> _RECORD SET_
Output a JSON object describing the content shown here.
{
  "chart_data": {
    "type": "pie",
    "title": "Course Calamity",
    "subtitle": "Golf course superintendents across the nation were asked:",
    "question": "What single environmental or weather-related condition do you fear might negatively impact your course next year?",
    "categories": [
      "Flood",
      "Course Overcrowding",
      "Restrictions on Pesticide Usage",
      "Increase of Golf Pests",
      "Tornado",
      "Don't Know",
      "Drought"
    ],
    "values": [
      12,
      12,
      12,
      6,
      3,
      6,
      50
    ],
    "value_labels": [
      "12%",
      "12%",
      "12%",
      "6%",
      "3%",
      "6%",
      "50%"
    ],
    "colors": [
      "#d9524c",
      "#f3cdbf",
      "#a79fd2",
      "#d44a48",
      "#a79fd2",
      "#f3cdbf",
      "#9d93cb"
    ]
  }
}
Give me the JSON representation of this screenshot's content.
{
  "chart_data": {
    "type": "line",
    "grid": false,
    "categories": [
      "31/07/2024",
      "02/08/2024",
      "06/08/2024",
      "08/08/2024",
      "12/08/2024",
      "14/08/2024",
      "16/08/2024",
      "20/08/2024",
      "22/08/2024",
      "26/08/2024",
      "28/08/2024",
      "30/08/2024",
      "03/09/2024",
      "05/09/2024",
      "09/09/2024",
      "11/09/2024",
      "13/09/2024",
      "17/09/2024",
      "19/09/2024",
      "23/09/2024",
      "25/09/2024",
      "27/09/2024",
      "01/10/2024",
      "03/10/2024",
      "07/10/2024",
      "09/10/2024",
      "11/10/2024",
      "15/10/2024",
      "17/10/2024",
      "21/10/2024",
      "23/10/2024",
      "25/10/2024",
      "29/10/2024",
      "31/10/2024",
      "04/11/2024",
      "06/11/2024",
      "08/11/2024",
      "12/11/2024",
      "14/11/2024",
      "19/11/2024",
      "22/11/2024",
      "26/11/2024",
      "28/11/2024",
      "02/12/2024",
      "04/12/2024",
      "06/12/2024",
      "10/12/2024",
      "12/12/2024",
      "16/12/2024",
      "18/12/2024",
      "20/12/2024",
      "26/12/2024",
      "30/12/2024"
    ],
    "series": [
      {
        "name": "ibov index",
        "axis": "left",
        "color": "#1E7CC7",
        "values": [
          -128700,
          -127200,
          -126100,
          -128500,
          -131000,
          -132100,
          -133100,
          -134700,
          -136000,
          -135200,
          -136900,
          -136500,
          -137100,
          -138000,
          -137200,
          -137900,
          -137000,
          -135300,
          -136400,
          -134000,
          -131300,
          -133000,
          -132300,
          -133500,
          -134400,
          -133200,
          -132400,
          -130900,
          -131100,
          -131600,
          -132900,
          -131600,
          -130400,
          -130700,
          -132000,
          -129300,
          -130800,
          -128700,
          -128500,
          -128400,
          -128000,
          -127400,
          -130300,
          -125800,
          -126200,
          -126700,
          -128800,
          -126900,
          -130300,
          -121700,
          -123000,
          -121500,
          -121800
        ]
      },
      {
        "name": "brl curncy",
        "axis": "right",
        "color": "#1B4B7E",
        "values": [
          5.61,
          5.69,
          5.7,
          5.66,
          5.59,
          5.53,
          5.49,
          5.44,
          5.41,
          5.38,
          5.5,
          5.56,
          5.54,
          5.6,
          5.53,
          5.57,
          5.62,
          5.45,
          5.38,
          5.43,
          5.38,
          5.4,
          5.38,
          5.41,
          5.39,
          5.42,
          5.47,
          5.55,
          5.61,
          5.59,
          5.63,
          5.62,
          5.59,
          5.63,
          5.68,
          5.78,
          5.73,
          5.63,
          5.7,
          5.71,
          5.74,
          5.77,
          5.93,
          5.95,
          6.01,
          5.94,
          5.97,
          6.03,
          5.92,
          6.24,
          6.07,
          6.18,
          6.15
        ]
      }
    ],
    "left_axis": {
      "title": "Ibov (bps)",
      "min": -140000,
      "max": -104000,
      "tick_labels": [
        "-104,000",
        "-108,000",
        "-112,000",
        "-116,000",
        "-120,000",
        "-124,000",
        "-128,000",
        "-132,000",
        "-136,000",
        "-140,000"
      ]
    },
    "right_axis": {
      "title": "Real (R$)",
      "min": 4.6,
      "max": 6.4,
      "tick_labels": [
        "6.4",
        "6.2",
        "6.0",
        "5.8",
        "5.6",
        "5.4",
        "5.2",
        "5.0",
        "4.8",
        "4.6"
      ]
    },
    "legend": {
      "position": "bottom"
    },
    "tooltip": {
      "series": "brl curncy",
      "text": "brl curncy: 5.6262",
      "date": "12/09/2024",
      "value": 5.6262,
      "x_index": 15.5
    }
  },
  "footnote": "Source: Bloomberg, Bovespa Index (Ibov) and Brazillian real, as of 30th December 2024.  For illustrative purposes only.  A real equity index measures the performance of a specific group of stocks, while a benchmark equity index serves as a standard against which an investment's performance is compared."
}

> _OBJECTIVE_
Working from the listing above, pick out every line that has "Golf" and copy it.

> _CORRECT ANSWER_
    "subtitle": "Golf course superintendents across the nation were asked:",
      "Increase of Golf Pests",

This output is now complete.